_RECORDED INFORMATION:_
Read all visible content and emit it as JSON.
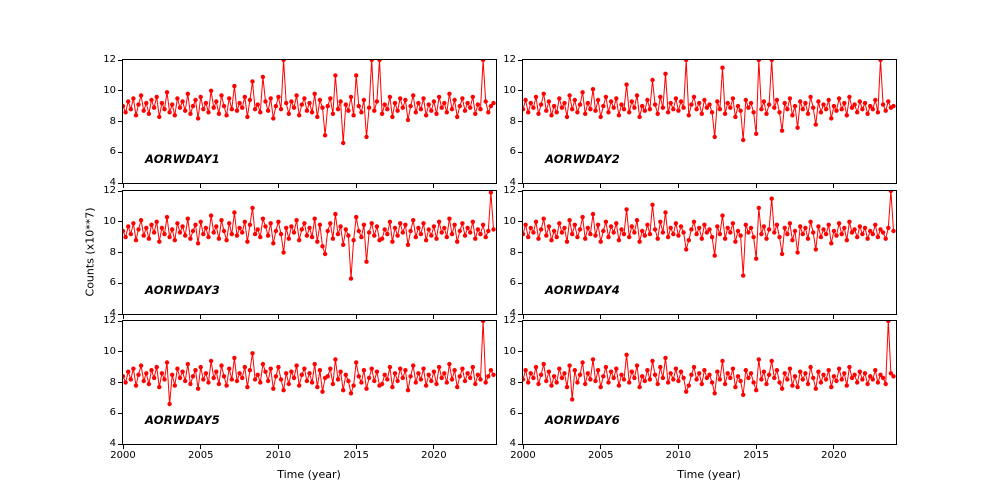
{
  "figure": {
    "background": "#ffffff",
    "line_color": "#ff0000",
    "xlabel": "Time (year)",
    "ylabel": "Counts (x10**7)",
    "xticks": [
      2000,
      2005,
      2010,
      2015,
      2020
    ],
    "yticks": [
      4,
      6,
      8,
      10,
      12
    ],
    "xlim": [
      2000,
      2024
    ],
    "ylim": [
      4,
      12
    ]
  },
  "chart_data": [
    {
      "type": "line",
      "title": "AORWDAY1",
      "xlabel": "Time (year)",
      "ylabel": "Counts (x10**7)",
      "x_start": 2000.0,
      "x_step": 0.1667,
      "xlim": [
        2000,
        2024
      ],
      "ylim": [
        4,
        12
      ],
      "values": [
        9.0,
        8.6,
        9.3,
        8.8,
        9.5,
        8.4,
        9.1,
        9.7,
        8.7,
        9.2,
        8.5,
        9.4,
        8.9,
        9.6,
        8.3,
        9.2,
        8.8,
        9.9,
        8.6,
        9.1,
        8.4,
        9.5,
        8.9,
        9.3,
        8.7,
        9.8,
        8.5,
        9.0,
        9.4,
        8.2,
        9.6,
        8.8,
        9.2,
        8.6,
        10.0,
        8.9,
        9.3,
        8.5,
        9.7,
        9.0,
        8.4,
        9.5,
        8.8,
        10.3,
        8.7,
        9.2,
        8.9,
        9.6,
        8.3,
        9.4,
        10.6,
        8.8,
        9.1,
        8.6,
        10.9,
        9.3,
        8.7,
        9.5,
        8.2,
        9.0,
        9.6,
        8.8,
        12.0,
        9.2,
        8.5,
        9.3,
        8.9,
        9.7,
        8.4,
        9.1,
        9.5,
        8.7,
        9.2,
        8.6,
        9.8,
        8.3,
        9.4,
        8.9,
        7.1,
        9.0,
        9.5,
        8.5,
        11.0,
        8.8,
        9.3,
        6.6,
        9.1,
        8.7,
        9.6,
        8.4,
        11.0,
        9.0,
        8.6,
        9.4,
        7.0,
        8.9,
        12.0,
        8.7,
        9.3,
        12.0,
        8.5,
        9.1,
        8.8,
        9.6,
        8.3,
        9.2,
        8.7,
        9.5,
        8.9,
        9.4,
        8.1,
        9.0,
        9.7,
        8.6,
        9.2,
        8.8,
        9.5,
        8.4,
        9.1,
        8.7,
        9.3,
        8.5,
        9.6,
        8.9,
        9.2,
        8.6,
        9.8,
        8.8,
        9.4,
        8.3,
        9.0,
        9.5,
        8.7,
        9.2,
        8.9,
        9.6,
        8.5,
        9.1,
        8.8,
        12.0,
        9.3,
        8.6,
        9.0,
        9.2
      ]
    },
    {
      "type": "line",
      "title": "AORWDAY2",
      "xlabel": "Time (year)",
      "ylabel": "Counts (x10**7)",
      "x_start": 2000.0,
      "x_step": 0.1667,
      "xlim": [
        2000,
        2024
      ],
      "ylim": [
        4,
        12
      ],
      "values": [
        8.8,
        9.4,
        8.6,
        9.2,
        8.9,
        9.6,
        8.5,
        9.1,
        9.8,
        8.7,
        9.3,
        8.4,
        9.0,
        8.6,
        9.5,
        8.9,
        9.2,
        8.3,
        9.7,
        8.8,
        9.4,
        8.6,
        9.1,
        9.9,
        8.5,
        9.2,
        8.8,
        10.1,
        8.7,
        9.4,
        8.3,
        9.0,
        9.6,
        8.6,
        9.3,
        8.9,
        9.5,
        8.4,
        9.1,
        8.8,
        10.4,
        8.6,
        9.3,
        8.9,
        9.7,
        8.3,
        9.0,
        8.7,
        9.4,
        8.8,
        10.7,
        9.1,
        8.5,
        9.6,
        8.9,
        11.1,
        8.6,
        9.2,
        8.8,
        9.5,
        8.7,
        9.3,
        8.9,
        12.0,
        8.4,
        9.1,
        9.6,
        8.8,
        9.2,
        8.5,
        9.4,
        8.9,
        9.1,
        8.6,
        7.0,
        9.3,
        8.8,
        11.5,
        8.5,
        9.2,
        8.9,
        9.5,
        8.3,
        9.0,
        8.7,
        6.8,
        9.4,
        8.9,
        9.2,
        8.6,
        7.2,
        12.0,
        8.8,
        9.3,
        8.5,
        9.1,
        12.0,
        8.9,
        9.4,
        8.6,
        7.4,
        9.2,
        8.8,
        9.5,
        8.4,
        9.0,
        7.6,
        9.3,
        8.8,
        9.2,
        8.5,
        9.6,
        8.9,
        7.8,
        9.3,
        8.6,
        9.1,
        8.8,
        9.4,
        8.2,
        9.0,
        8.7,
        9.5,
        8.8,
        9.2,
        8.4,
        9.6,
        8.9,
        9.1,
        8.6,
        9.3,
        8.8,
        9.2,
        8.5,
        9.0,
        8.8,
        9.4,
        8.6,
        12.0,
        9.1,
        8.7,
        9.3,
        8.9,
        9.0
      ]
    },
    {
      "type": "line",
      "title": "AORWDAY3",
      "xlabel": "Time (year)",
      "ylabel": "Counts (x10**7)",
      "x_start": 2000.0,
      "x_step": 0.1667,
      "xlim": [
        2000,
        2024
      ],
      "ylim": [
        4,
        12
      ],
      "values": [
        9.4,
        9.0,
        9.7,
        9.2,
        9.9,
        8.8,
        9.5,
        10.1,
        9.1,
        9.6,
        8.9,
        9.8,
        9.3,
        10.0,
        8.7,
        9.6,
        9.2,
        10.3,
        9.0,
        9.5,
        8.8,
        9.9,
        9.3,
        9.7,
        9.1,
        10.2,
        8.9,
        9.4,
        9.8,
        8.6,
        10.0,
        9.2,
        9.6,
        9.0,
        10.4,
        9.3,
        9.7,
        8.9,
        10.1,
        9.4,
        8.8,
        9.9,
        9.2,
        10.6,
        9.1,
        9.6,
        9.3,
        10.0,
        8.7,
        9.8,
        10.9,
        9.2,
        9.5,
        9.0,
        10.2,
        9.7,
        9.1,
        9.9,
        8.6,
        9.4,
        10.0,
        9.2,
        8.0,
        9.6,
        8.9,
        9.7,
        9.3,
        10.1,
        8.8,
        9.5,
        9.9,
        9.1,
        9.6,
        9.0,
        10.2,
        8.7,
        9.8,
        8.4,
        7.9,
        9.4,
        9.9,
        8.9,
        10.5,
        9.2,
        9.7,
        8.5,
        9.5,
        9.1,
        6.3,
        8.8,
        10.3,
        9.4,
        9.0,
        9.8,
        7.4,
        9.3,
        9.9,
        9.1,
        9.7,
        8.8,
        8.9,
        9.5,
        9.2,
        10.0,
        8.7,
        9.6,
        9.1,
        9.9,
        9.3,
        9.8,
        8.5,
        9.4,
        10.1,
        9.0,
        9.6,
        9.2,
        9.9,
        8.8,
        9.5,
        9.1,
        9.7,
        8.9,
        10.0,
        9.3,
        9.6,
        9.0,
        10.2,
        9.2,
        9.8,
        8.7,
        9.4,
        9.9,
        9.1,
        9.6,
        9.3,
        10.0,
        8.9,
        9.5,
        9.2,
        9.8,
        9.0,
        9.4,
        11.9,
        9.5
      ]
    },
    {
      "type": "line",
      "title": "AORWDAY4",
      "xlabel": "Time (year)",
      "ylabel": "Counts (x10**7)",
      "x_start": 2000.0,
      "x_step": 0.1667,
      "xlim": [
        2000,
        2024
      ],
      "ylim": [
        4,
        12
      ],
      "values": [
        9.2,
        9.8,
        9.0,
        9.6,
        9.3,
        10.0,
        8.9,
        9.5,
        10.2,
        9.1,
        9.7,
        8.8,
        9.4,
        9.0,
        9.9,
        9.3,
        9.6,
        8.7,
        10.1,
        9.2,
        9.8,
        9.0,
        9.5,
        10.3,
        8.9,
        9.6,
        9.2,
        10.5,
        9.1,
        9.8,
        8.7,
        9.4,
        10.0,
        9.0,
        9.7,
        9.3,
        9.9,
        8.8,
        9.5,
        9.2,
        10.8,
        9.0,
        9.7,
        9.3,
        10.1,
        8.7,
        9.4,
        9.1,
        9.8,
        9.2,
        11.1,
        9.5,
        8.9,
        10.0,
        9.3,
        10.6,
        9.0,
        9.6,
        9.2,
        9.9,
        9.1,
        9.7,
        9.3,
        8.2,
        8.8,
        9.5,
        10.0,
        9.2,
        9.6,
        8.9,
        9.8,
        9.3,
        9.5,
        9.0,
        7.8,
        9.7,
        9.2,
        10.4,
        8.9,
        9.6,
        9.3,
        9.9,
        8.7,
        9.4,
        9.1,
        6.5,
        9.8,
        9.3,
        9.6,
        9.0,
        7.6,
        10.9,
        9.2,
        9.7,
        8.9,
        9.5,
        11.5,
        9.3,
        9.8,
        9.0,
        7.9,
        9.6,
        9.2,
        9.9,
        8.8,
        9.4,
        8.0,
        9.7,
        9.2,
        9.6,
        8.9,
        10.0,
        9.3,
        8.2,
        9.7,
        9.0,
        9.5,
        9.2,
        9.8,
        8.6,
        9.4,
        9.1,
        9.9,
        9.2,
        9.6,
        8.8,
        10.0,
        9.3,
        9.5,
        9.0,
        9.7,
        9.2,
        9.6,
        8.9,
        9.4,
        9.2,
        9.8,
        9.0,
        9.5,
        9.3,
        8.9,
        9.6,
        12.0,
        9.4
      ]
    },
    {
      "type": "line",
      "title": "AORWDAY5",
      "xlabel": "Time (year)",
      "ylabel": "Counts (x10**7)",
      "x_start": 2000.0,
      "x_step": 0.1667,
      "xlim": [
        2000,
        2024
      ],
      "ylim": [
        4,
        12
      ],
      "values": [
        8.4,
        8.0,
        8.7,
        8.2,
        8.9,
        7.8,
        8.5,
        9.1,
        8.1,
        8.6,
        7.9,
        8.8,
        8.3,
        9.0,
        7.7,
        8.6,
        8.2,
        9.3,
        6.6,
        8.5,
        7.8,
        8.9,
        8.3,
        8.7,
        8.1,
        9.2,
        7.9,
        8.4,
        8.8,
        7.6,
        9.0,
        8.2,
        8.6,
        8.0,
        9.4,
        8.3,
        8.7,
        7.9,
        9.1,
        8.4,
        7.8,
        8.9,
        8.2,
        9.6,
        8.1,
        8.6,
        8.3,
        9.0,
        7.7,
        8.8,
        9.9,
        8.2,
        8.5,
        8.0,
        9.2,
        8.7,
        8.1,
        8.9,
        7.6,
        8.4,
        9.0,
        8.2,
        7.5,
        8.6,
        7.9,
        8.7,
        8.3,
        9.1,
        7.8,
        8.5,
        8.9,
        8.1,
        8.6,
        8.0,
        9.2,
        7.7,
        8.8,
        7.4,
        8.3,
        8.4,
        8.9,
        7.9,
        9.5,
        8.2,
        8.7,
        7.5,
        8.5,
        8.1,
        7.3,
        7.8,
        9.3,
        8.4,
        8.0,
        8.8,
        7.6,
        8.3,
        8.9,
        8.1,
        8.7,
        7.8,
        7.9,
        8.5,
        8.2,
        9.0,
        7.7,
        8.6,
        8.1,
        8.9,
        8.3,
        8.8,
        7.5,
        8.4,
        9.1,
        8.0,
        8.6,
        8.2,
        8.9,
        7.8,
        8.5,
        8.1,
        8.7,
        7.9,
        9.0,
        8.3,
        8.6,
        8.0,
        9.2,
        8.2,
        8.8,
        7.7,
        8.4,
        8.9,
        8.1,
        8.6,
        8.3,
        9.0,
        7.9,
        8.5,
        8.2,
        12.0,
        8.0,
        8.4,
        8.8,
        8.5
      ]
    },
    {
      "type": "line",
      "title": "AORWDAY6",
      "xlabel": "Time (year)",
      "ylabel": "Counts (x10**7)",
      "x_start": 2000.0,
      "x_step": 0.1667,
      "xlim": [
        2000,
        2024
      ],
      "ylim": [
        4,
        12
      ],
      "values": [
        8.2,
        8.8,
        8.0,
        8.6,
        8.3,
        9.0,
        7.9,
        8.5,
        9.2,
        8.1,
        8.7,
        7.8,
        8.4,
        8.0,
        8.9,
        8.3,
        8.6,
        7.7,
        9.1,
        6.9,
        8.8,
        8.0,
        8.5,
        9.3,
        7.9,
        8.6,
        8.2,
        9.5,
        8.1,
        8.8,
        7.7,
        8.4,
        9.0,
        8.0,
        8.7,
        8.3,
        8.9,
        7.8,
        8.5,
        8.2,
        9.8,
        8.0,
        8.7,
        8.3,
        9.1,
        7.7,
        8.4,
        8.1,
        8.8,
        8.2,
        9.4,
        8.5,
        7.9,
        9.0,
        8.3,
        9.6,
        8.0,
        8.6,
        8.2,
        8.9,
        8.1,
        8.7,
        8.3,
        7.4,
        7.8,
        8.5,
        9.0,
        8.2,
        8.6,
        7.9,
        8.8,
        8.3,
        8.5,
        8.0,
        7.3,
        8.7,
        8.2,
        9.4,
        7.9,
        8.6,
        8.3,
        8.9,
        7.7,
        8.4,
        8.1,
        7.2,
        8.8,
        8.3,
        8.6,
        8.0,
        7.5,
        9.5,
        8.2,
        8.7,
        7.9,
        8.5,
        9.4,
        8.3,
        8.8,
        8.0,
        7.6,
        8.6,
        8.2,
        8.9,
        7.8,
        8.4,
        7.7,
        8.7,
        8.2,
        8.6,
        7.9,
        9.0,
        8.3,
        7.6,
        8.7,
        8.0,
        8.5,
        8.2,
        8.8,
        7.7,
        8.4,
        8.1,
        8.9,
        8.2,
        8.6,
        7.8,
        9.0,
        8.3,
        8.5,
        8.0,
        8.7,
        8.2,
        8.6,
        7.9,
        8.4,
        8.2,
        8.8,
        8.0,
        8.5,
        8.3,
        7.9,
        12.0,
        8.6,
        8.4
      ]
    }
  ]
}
* * *
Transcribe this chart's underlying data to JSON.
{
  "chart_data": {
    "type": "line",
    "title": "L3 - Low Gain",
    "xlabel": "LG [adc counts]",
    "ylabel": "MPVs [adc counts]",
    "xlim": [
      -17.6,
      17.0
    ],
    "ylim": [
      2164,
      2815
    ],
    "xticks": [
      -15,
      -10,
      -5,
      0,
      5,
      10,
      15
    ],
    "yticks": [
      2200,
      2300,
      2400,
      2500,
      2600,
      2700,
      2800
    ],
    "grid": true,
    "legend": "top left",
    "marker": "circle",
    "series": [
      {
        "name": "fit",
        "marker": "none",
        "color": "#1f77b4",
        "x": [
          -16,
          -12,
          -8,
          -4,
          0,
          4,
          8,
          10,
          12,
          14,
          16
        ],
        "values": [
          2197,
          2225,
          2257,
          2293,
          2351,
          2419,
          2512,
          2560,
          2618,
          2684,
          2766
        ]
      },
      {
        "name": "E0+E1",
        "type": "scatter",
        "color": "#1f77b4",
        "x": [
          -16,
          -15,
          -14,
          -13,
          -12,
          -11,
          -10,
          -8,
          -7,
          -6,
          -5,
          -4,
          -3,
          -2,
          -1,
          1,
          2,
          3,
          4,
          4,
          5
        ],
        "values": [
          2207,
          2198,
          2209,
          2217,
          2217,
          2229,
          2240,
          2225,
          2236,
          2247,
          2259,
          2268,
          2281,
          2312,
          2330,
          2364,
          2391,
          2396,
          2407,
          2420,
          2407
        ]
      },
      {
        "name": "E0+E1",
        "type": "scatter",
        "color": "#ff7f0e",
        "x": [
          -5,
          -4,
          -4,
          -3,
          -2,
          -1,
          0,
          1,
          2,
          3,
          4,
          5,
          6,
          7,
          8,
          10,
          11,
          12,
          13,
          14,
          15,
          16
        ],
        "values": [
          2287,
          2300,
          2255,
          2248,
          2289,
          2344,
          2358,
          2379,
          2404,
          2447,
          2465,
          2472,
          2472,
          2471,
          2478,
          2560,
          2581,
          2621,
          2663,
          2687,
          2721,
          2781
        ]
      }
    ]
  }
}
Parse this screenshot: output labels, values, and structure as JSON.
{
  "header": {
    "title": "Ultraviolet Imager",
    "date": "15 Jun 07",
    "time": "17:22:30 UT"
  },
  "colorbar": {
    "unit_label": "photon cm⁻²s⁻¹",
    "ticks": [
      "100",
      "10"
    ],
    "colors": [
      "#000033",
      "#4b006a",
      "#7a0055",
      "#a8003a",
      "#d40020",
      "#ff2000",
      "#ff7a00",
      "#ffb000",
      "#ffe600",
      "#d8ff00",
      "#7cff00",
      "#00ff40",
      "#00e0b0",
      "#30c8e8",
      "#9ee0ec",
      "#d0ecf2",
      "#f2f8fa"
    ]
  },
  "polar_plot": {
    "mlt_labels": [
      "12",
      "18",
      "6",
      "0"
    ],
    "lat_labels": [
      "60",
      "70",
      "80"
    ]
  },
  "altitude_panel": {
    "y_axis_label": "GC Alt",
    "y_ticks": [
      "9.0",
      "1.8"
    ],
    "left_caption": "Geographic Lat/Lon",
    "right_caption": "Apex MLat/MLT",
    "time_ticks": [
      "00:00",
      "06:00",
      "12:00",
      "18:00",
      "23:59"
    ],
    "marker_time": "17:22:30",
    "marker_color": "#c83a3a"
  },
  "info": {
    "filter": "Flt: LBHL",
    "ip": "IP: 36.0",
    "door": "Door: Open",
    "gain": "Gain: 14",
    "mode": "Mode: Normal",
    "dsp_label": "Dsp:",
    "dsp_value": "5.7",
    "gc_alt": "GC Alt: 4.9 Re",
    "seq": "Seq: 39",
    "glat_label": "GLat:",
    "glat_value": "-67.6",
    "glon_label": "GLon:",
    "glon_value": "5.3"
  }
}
--
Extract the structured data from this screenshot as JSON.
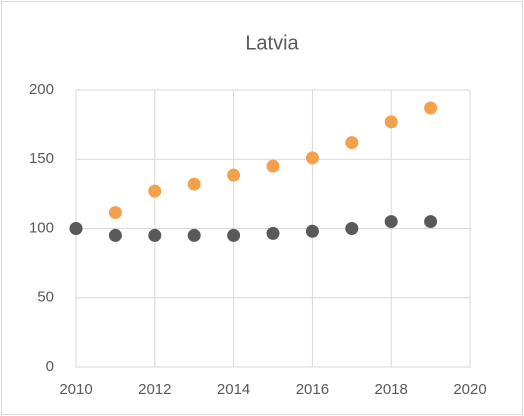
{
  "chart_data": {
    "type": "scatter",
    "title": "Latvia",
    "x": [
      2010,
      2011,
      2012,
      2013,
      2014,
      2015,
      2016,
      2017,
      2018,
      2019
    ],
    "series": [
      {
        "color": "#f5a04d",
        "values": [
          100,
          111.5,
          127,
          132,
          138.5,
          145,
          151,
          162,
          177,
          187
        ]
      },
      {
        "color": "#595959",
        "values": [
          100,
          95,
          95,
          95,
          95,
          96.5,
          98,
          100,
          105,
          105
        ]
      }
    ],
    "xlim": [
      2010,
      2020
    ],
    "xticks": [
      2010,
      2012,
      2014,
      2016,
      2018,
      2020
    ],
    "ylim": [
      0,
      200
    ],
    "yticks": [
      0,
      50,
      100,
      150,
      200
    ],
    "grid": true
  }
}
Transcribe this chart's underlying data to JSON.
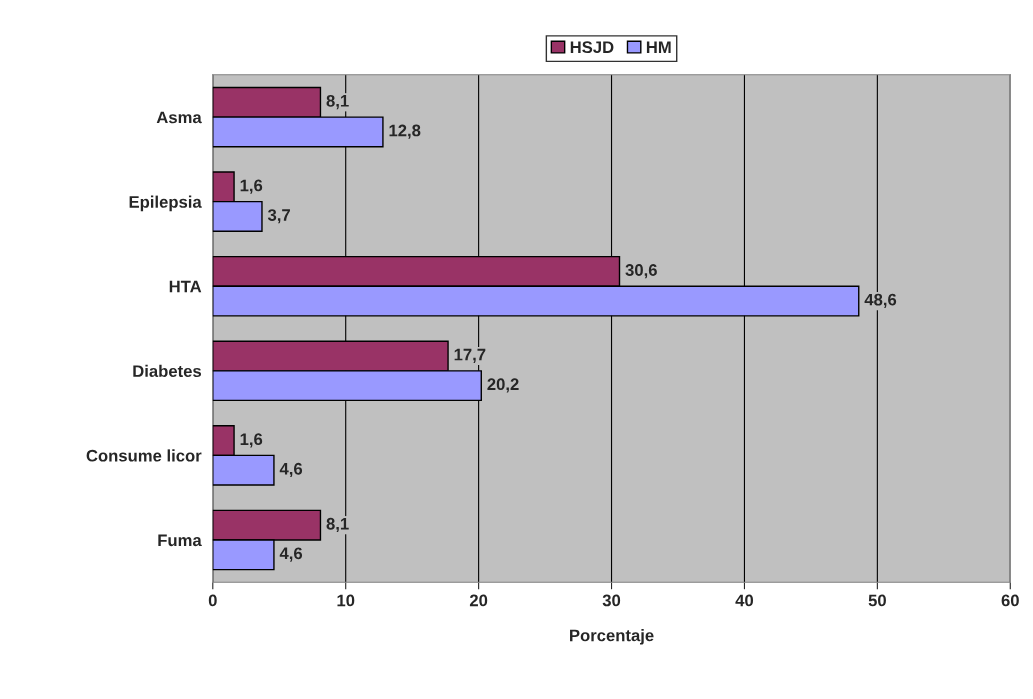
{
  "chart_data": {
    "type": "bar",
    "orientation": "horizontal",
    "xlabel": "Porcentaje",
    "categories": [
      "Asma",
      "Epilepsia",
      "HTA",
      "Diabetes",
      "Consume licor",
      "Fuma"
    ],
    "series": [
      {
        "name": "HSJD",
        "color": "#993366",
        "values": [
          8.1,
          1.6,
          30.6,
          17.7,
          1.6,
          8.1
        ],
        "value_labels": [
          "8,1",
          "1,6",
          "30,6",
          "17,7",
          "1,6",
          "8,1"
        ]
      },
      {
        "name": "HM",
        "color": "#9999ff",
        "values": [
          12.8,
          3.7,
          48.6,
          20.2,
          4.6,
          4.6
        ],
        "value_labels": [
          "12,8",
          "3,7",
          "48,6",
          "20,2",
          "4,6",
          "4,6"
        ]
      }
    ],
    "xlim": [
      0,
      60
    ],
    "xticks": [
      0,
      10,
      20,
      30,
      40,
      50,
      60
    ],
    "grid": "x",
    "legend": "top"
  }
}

_WHAT TO WORK ON:_ In the entries above, identify every line with the word "this". Copy those lines.

_EXERCISE RESPONSE:_
Transcribe this chart's underlying data to JSON.
Parse this screenshot: output labels, values, and structure as JSON.
Extract the structured data from this screenshot as JSON.
Transcribe this chart's underlying data to JSON.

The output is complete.